[Selected extract]:
********

But the tech companies have taken over in the past decade. Today, the tech companies are the global giants. The top ten largest companies in the world in 2020 are:

  1. Apple Inc
  2. Microsoft Corp
  3. Alphabet Inc
  4. Amazon
  5. Berkshire Hathaway Inc
  6. Facebook
  7. Ali Baba Group
  8. JP Morgan Chase
  9. Tancent Holdings Limited
  10. Visa Inc.

These are mostly new/young companies which came in and took centre stage way beyond the global players of the past.
In most countries of the world today, the largest companies are the tech companies, the phone companies, the banks and the oil companies, not the factories.
In all of history, an economic crisis always leads to mass anger, resentment and frustration with the government, the wealthy and even with many in the middle class. Baba is only expressing similar frustration but those of us who know should not join in those claims which have no foundation at all. How can anyone claim to miss the obvious and unusual entrepreneurial passion, courage and the can-do spirit bristling in and driving Herbert and Aig? How can one imagine it’s CBN’s FX that would be behind a Nigerian bank being one of the largest banks in Africa and building sizable subsidiary businesses in the UK, US and China aside its tentacles in the African continent?? Even if all of Nigeria’s meagre FX was given to Access Bank alone, how much would that amount to?? If that was how easily CBN dollars were available for banks to corner and make huge profits upon, why have we had so many bank failures in Nigerian history? Are you aware that many more banks have failed in Nigeria than survived?? Or dollars just became available in the banks when Herbert and Aig set up their bank?
Now please note, young folks are also operating and making waves in the Fintech world today, the Flutterwaves of this world. They’re filling a gap and rendering much needed payment services and are making good money, legitimately. We better get used to them and pray that our children be like them and the successful clean bankers.

********

(Excerpt from a dataset)
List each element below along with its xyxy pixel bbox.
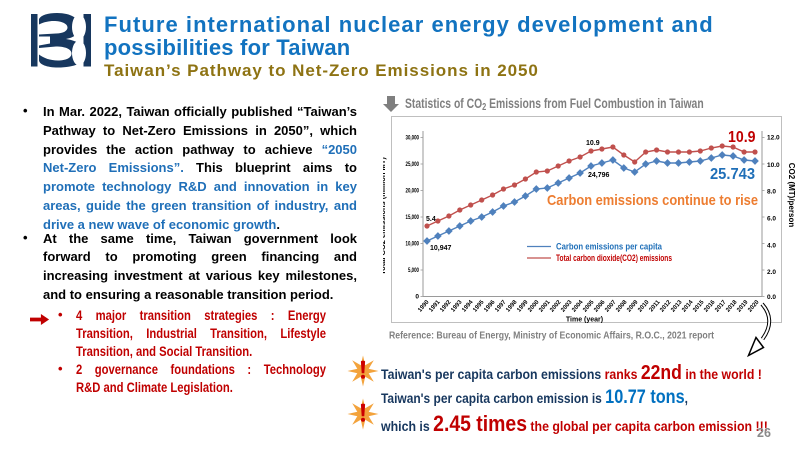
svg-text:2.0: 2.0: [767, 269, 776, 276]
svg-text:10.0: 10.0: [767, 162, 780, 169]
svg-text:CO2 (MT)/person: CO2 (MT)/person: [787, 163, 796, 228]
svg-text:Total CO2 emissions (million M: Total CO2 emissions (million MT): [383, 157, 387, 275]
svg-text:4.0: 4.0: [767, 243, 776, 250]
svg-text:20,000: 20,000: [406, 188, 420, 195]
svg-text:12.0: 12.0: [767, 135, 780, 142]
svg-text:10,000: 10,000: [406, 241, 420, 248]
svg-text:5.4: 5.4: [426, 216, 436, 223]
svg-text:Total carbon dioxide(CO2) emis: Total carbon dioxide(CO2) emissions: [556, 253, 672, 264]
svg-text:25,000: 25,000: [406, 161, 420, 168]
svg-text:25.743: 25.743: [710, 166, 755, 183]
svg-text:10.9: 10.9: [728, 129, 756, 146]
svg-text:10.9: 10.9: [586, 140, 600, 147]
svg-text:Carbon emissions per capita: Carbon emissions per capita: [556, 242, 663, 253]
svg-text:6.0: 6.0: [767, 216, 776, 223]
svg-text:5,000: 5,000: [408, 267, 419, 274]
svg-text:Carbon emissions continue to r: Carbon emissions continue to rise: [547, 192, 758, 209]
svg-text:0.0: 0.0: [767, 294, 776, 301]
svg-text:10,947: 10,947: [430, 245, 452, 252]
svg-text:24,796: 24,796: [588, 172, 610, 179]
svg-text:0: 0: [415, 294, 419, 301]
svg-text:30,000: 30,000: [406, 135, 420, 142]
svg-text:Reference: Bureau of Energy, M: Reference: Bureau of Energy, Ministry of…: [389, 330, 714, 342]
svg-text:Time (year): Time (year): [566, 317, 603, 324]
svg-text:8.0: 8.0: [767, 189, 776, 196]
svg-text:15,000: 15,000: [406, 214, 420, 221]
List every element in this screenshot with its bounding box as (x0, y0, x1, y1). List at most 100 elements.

********

[Challenges]:
**a.** Reproduce the part of the commentary on tech companies and Nigerian banks that begins at the words "These are mostly" and ends after "not the factories.".
**b.** Answer these questions from the commentary on tech companies and Nigerian banks:
(i) Which company holds fifth place in the 2020 list of the world's largest companies?
(ii) Which bank does the commentary name when it asks how much Nigeria's FX would amount to if all of it went to one bank?
(iii) Besides the African continent, where has the Nigerian bank built sizable subsidiary businesses?
**c.** Pick up the commentary on tech companies and Nigerian banks at the point where it stops, and continue it.

[Answer list]:
**a.**
These are mostly new/young companies which came in and took centre stage way beyond the global players of the past.
In most countries of the world today, the largest companies are the tech companies, the phone companies, the banks and the oil companies, not the factories.

**b.**
(i) Berkshire Hathaway Inc
(ii) Access Bank
(iii) The UK, the US and China

**c.**
I pass no judgment on the Access-Intercontinental Banks acquisition issue which has also been beaten to death in the social media since Herbert died. I have not the full details to make a fair judgement, but on this claim that it’s banks not allowing you to get dollars, I say fa…fa…fa…foul, in the voice of Pa Zebrudayah Nwogbo, alias 430. 😀😂

And if you care to know what led us to where we are, they’re three or four main things. Let me quickly summarize them:

  1. The last government borrowed huge sums of money domestically and internationally. We mostly don’t know what the loans were spent upon. Nigeria is currently spending over 50% of dollars accruing to us on servicing the debts that we cannot account for.
  2. Unprecedentedly large volumes of Nigeria’s oil was stolen between 2021 and 2023. At a point, we were losing up to 1m barrels of oil DAILY with the government not raising any alarm and with no one arrested so far. Dollars were not coming in to Nigeria bcs the remaining oil that was not stolen, NNPC took the proceeds as “petrol subsidy” recovery.
  3. From the above, the government started printing/taking illegal empty money from the CBN, money that merely expanded the monetary base and was not backed by any production. At the last count, over N25 Trillion was so printed. Our leaders apparently did not watch “The Rise and Fall of Idi Amin” in the 1970s. How can we repeat this error in today’s world??
    3a. This primarily is the source of the serious inflation that we’re experiencing in Nigeria apart from food shortages arising from weather and insecurity.
    3b. In a staggering error that begs for explanation, the CBN kept trying to tackle the inflation by raising the interest rate rather than cut the source of the problem, the illegal money being printed for the government. This raised interest rates for the productive sectors of the economy and crowded them out of the loans market.
    3c. The illegal money so printed and which expanded the monetary base (money supply) of the economy is also joining other (existing) monies to chase for fx (some even allege the politicians are using the empty money to buy FX).
  4. In continuation of the reckless borrowing and spending which defined the last government, they had also taken loans and pledged future oil production as payment source. So, much of the oil we’re producing today, the money is not coming in as it is being used to service those debts.

Numbers 1,2 and 4 above contributed to deplete our foreign reserves while number 3 led to/aggravated inflationary and fx pressures. For the first time in history, oil prices have been high in the past two years since Putin attacked Ukraine but Nigeria is broke in the period of oil boom. Unprecedented but it is what it is.
From the above, do you still think it’s the banks taking your dollars and selling them to Mallams?? Why is CBN not arresting them and flooding the market with dollars?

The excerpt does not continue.